** Task directions **
Write out the entire listing below exactly as it appears, minus any pictures.

** Provided material **
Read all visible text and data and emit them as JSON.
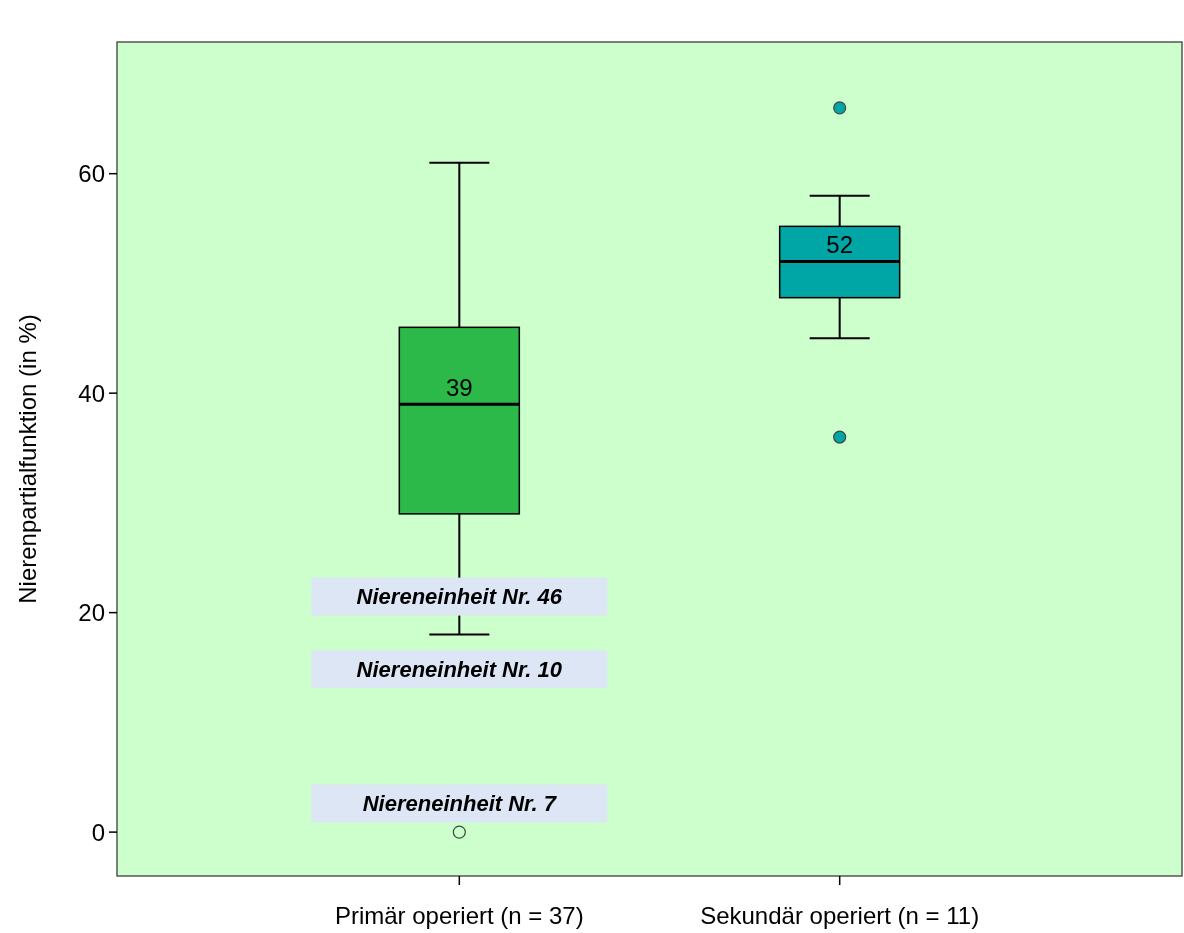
{
  "chart_data": {
    "type": "box",
    "ylabel": "Nierenpartialfunktion (in %)",
    "categories": [
      "Primär operiert (n = 37)",
      "Sekundär operiert (n = 11)"
    ],
    "ylim": [
      -4,
      72
    ],
    "yticks": [
      0,
      20,
      40,
      60
    ],
    "grid": false,
    "value_labels": [
      "39",
      "52"
    ],
    "colors": [
      "#2db84a",
      "#00a5a5"
    ],
    "boxes": [
      {
        "low": 18,
        "q1": 29,
        "median": 39,
        "q3": 46,
        "high": 61,
        "outliers": [
          0
        ]
      },
      {
        "low": 45,
        "q1": 48.7,
        "median": 52,
        "q3": 55.2,
        "high": 58,
        "outliers": [
          66,
          36
        ]
      }
    ],
    "annotations": [
      "Niereneinheit Nr. 46",
      "Niereneinheit Nr. 10",
      "Niereneinheit Nr. 7"
    ]
  }
}
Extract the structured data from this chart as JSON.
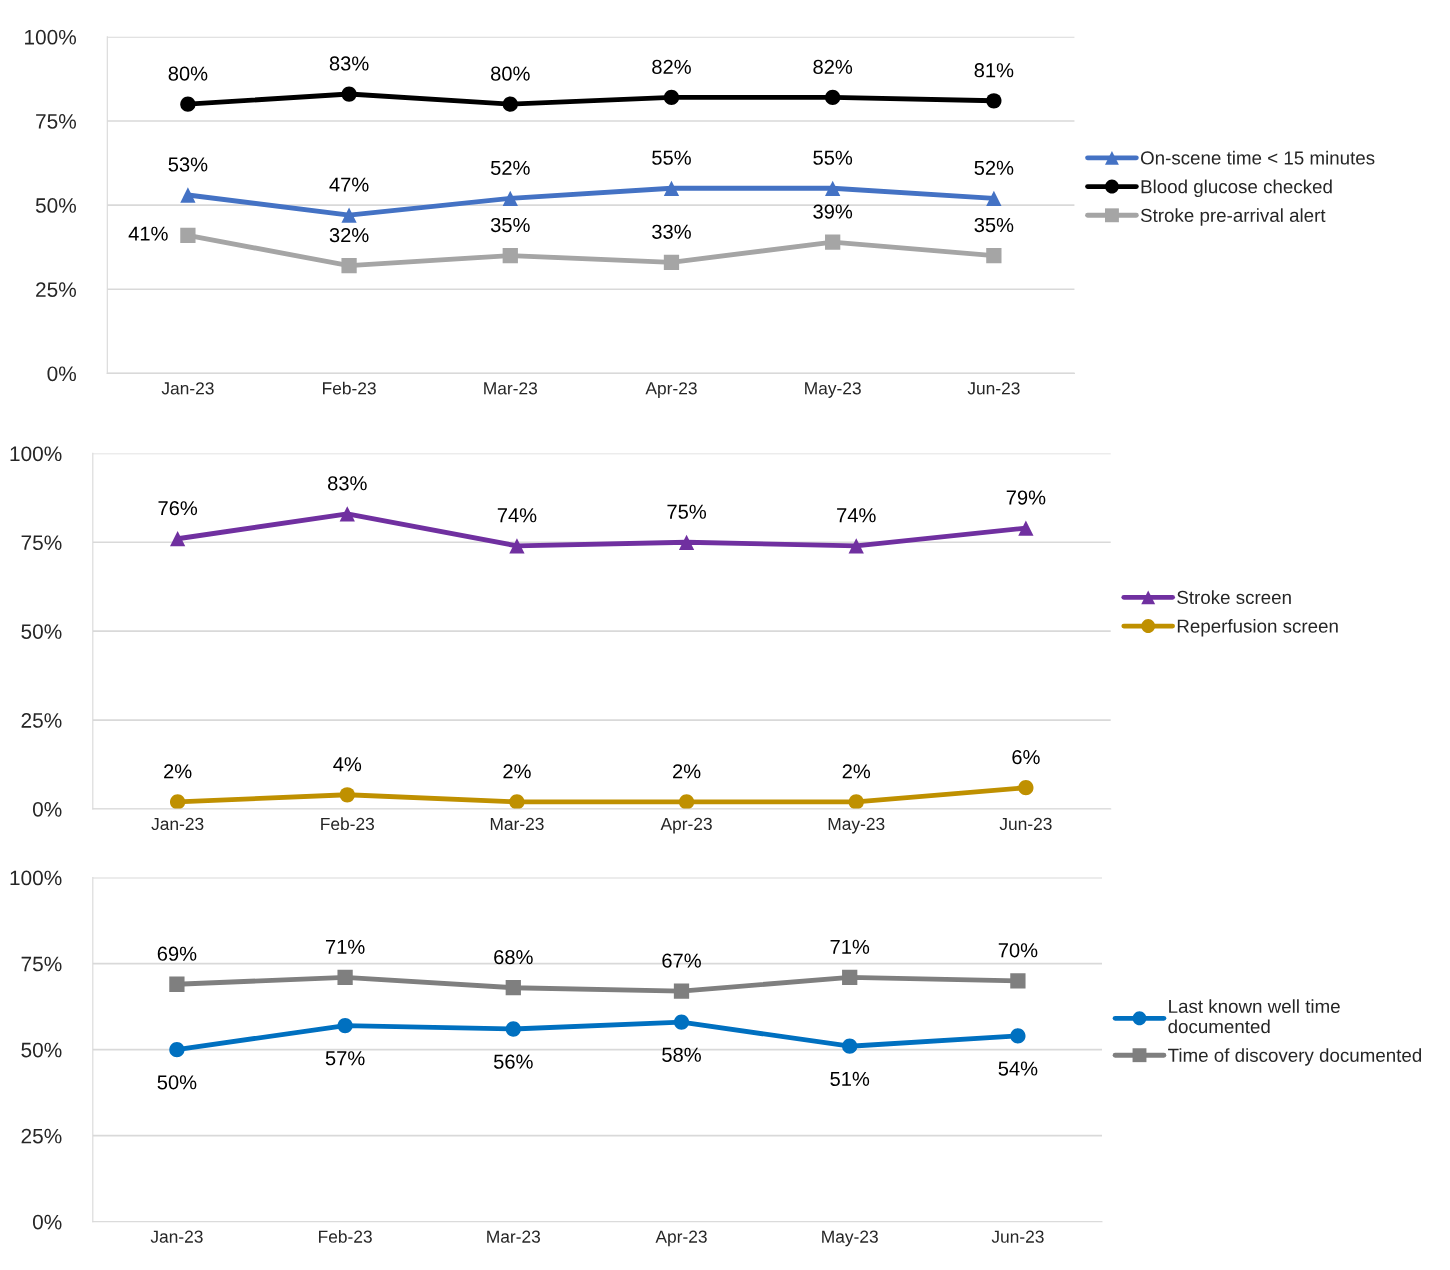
{
  "chart_data": [
    {
      "type": "line",
      "categories": [
        "Jan-23",
        "Feb-23",
        "Mar-23",
        "Apr-23",
        "May-23",
        "Jun-23"
      ],
      "series": [
        {
          "name": "On-scene time < 15 minutes",
          "color": "#4472c4",
          "marker": "triangle",
          "values": [
            53,
            47,
            52,
            55,
            55,
            52
          ],
          "value_labels": [
            "53%",
            "47%",
            "52%",
            "55%",
            "55%",
            "52%"
          ]
        },
        {
          "name": "Blood glucose checked",
          "color": "#000000",
          "marker": "circle",
          "values": [
            80,
            83,
            80,
            82,
            82,
            81
          ],
          "value_labels": [
            "80%",
            "83%",
            "80%",
            "82%",
            "82%",
            "81%"
          ]
        },
        {
          "name": "Stroke pre-arrival alert",
          "color": "#a5a5a5",
          "marker": "square",
          "values": [
            41,
            32,
            35,
            33,
            39,
            35
          ],
          "value_labels": [
            "41%",
            "32%",
            "35%",
            "33%",
            "39%",
            "35%"
          ]
        }
      ],
      "ylim": [
        0,
        100
      ],
      "yticks": [
        {
          "value": 0,
          "label": "0%"
        },
        {
          "value": 25,
          "label": "25%"
        },
        {
          "value": 50,
          "label": "50%"
        },
        {
          "value": 75,
          "label": "75%"
        },
        {
          "value": 100,
          "label": "100%"
        }
      ],
      "grid": "y",
      "legend": "right",
      "line_style": "solid"
    },
    {
      "type": "line",
      "categories": [
        "Jan-23",
        "Feb-23",
        "Mar-23",
        "Apr-23",
        "May-23",
        "Jun-23"
      ],
      "series": [
        {
          "name": "Stroke screen",
          "color": "#7030a0",
          "marker": "triangle",
          "values": [
            76,
            83,
            74,
            75,
            74,
            79
          ],
          "value_labels": [
            "76%",
            "83%",
            "74%",
            "75%",
            "74%",
            "79%"
          ]
        },
        {
          "name": "Reperfusion screen",
          "color": "#bf9000",
          "marker": "circle",
          "values": [
            2,
            4,
            2,
            2,
            2,
            6
          ],
          "value_labels": [
            "2%",
            "4%",
            "2%",
            "2%",
            "2%",
            "6%"
          ]
        }
      ],
      "ylim": [
        0,
        100
      ],
      "yticks": [
        {
          "value": 0,
          "label": "0%"
        },
        {
          "value": 25,
          "label": "25%"
        },
        {
          "value": 50,
          "label": "50%"
        },
        {
          "value": 75,
          "label": "75%"
        },
        {
          "value": 100,
          "label": "100%"
        }
      ],
      "grid": "y",
      "legend": "right",
      "line_style": "solid"
    },
    {
      "type": "line",
      "categories": [
        "Jan-23",
        "Feb-23",
        "Mar-23",
        "Apr-23",
        "May-23",
        "Jun-23"
      ],
      "series": [
        {
          "name": "Last known well time documented",
          "color": "#0070c0",
          "marker": "circle",
          "values": [
            50,
            57,
            56,
            58,
            51,
            54
          ],
          "value_labels": [
            "50%",
            "57%",
            "56%",
            "58%",
            "51%",
            "54%"
          ]
        },
        {
          "name": "Time of discovery documented",
          "color": "#7f7f7f",
          "marker": "square",
          "values": [
            69,
            71,
            68,
            67,
            71,
            70
          ],
          "value_labels": [
            "69%",
            "71%",
            "68%",
            "67%",
            "71%",
            "70%"
          ]
        }
      ],
      "ylim": [
        0,
        100
      ],
      "yticks": [
        {
          "value": 0,
          "label": "0%"
        },
        {
          "value": 25,
          "label": "25%"
        },
        {
          "value": 50,
          "label": "50%"
        },
        {
          "value": 75,
          "label": "75%"
        },
        {
          "value": 100,
          "label": "100%"
        }
      ],
      "grid": "y",
      "legend": "right",
      "line_style": "solid"
    }
  ]
}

** Task solution **
Read all visible text and data and emit them as JSON.
{
  "chart_data": {
    "type": "box",
    "ylabel": "Nierenpartialfunktion (in %)",
    "categories": [
      "Primär operiert (n = 37)",
      "Sekundär operiert (n = 11)"
    ],
    "ylim": [
      -4,
      72
    ],
    "yticks": [
      0,
      20,
      40,
      60
    ],
    "grid": false,
    "value_labels": [
      "39",
      "52"
    ],
    "colors": [
      "#2db84a",
      "#00a5a5"
    ],
    "boxes": [
      {
        "low": 18,
        "q1": 29,
        "median": 39,
        "q3": 46,
        "high": 61,
        "outliers": [
          0
        ]
      },
      {
        "low": 45,
        "q1": 48.7,
        "median": 52,
        "q3": 55.2,
        "high": 58,
        "outliers": [
          66,
          36
        ]
      }
    ],
    "annotations": [
      "Niereneinheit Nr. 46",
      "Niereneinheit Nr. 10",
      "Niereneinheit Nr. 7"
    ]
  }
}
Extract the structured data from this chart as JSON.
{
  "chart_data": [
    {
      "type": "line",
      "categories": [
        "Jan-23",
        "Feb-23",
        "Mar-23",
        "Apr-23",
        "May-23",
        "Jun-23"
      ],
      "series": [
        {
          "name": "On-scene time < 15 minutes",
          "color": "#4472c4",
          "marker": "triangle",
          "values": [
            53,
            47,
            52,
            55,
            55,
            52
          ],
          "value_labels": [
            "53%",
            "47%",
            "52%",
            "55%",
            "55%",
            "52%"
          ]
        },
        {
          "name": "Blood glucose checked",
          "color": "#000000",
          "marker": "circle",
          "values": [
            80,
            83,
            80,
            82,
            82,
            81
          ],
          "value_labels": [
            "80%",
            "83%",
            "80%",
            "82%",
            "82%",
            "81%"
          ]
        },
        {
          "name": "Stroke pre-arrival alert",
          "color": "#a5a5a5",
          "marker": "square",
          "values": [
            41,
            32,
            35,
            33,
            39,
            35
          ],
          "value_labels": [
            "41%",
            "32%",
            "35%",
            "33%",
            "39%",
            "35%"
          ]
        }
      ],
      "ylim": [
        0,
        100
      ],
      "yticks": [
        {
          "value": 0,
          "label": "0%"
        },
        {
          "value": 25,
          "label": "25%"
        },
        {
          "value": 50,
          "label": "50%"
        },
        {
          "value": 75,
          "label": "75%"
        },
        {
          "value": 100,
          "label": "100%"
        }
      ],
      "grid": "y",
      "legend": "right",
      "line_style": "solid"
    },
    {
      "type": "line",
      "categories": [
        "Jan-23",
        "Feb-23",
        "Mar-23",
        "Apr-23",
        "May-23",
        "Jun-23"
      ],
      "series": [
        {
          "name": "Stroke screen",
          "color": "#7030a0",
          "marker": "triangle",
          "values": [
            76,
            83,
            74,
            75,
            74,
            79
          ],
          "value_labels": [
            "76%",
            "83%",
            "74%",
            "75%",
            "74%",
            "79%"
          ]
        },
        {
          "name": "Reperfusion screen",
          "color": "#bf9000",
          "marker": "circle",
          "values": [
            2,
            4,
            2,
            2,
            2,
            6
          ],
          "value_labels": [
            "2%",
            "4%",
            "2%",
            "2%",
            "2%",
            "6%"
          ]
        }
      ],
      "ylim": [
        0,
        100
      ],
      "yticks": [
        {
          "value": 0,
          "label": "0%"
        },
        {
          "value": 25,
          "label": "25%"
        },
        {
          "value": 50,
          "label": "50%"
        },
        {
          "value": 75,
          "label": "75%"
        },
        {
          "value": 100,
          "label": "100%"
        }
      ],
      "grid": "y",
      "legend": "right",
      "line_style": "solid"
    },
    {
      "type": "line",
      "categories": [
        "Jan-23",
        "Feb-23",
        "Mar-23",
        "Apr-23",
        "May-23",
        "Jun-23"
      ],
      "series": [
        {
          "name": "Last known well time documented",
          "color": "#0070c0",
          "marker": "circle",
          "values": [
            50,
            57,
            56,
            58,
            51,
            54
          ],
          "value_labels": [
            "50%",
            "57%",
            "56%",
            "58%",
            "51%",
            "54%"
          ]
        },
        {
          "name": "Time of discovery documented",
          "color": "#7f7f7f",
          "marker": "square",
          "values": [
            69,
            71,
            68,
            67,
            71,
            70
          ],
          "value_labels": [
            "69%",
            "71%",
            "68%",
            "67%",
            "71%",
            "70%"
          ]
        }
      ],
      "ylim": [
        0,
        100
      ],
      "yticks": [
        {
          "value": 0,
          "label": "0%"
        },
        {
          "value": 25,
          "label": "25%"
        },
        {
          "value": 50,
          "label": "50%"
        },
        {
          "value": 75,
          "label": "75%"
        },
        {
          "value": 100,
          "label": "100%"
        }
      ],
      "grid": "y",
      "legend": "right",
      "line_style": "solid"
    }
  ]
}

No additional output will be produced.